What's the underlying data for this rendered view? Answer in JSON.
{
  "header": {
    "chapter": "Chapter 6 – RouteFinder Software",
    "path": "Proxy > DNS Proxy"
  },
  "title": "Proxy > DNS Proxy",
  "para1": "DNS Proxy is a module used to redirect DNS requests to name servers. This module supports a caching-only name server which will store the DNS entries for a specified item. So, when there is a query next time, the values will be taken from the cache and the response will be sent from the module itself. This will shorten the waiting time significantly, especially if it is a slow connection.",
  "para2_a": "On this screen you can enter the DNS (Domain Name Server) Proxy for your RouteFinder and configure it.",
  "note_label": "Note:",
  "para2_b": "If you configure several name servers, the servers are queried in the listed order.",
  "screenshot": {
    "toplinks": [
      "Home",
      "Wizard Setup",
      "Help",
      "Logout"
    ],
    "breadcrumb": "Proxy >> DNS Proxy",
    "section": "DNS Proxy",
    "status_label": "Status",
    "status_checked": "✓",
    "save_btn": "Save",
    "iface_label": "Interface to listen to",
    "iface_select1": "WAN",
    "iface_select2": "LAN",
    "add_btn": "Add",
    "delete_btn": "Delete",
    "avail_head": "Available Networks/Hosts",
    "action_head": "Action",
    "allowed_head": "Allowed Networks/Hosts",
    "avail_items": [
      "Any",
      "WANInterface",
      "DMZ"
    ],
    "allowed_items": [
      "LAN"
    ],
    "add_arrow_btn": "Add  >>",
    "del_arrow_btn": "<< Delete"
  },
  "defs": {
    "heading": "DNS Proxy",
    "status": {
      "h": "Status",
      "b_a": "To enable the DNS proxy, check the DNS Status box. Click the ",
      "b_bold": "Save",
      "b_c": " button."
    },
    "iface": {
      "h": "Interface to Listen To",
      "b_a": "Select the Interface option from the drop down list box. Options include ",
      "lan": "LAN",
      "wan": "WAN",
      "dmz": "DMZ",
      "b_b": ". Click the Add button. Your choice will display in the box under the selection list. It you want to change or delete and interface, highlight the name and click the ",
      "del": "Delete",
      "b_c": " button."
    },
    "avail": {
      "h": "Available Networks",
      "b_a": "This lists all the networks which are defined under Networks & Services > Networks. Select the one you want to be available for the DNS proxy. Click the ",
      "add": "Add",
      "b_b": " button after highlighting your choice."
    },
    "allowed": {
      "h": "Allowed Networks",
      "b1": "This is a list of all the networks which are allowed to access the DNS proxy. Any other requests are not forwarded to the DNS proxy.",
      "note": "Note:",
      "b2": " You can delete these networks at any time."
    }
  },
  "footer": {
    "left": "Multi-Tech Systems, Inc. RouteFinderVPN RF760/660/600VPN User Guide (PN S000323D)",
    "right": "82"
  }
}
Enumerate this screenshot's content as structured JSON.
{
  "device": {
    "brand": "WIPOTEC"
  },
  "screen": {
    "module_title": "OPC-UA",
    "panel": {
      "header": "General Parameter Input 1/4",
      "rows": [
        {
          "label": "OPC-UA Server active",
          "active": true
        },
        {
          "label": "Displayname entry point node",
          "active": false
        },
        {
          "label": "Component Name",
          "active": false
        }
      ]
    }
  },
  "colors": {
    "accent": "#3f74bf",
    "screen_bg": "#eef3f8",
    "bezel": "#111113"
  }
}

Short task
The listing above should be transcribed in full, exactly as written.

Expected output
What's the underlying data for this rendered view? Answer in JSON.
{
  "header": {
    "chapter": "Chapter 6 – RouteFinder Software",
    "path": "Proxy > DNS Proxy"
  },
  "title": "Proxy > DNS Proxy",
  "para1": "DNS Proxy is a module used to redirect DNS requests to name servers. This module supports a caching-only name server which will store the DNS entries for a specified item. So, when there is a query next time, the values will be taken from the cache and the response will be sent from the module itself. This will shorten the waiting time significantly, especially if it is a slow connection.",
  "para2_a": "On this screen you can enter the DNS (Domain Name Server) Proxy for your RouteFinder and configure it.",
  "note_label": "Note:",
  "para2_b": "If you configure several name servers, the servers are queried in the listed order.",
  "screenshot": {
    "toplinks": [
      "Home",
      "Wizard Setup",
      "Help",
      "Logout"
    ],
    "breadcrumb": "Proxy >> DNS Proxy",
    "section": "DNS Proxy",
    "status_label": "Status",
    "status_checked": "✓",
    "save_btn": "Save",
    "iface_label": "Interface to listen to",
    "iface_select1": "WAN",
    "iface_select2": "LAN",
    "add_btn": "Add",
    "delete_btn": "Delete",
    "avail_head": "Available Networks/Hosts",
    "action_head": "Action",
    "allowed_head": "Allowed Networks/Hosts",
    "avail_items": [
      "Any",
      "WANInterface",
      "DMZ"
    ],
    "allowed_items": [
      "LAN"
    ],
    "add_arrow_btn": "Add  >>",
    "del_arrow_btn": "<< Delete"
  },
  "defs": {
    "heading": "DNS Proxy",
    "status": {
      "h": "Status",
      "b_a": "To enable the DNS proxy, check the DNS Status box. Click the ",
      "b_bold": "Save",
      "b_c": " button."
    },
    "iface": {
      "h": "Interface to Listen To",
      "b_a": "Select the Interface option from the drop down list box. Options include ",
      "lan": "LAN",
      "wan": "WAN",
      "dmz": "DMZ",
      "b_b": ". Click the Add button. Your choice will display in the box under the selection list. It you want to change or delete and interface, highlight the name and click the ",
      "del": "Delete",
      "b_c": " button."
    },
    "avail": {
      "h": "Available Networks",
      "b_a": "This lists all the networks which are defined under Networks & Services > Networks. Select the one you want to be available for the DNS proxy. Click the ",
      "add": "Add",
      "b_b": " button after highlighting your choice."
    },
    "allowed": {
      "h": "Allowed Networks",
      "b1": "This is a list of all the networks which are allowed to access the DNS proxy. Any other requests are not forwarded to the DNS proxy.",
      "note": "Note:",
      "b2": " You can delete these networks at any time."
    }
  },
  "footer": {
    "left": "Multi-Tech Systems, Inc. RouteFinderVPN RF760/660/600VPN User Guide (PN S000323D)",
    "right": "82"
  }
}
Enumerate this screenshot's content as structured JSON.
{
  "device": {
    "brand": "WIPOTEC"
  },
  "screen": {
    "module_title": "OPC-UA",
    "panel": {
      "header": "General Parameter Input 1/4",
      "rows": [
        {
          "label": "OPC-UA Server active",
          "active": true
        },
        {
          "label": "Displayname entry point node",
          "active": false
        },
        {
          "label": "Component Name",
          "active": false
        }
      ]
    }
  },
  "colors": {
    "accent": "#3f74bf",
    "screen_bg": "#eef3f8",
    "bezel": "#111113"
  }
}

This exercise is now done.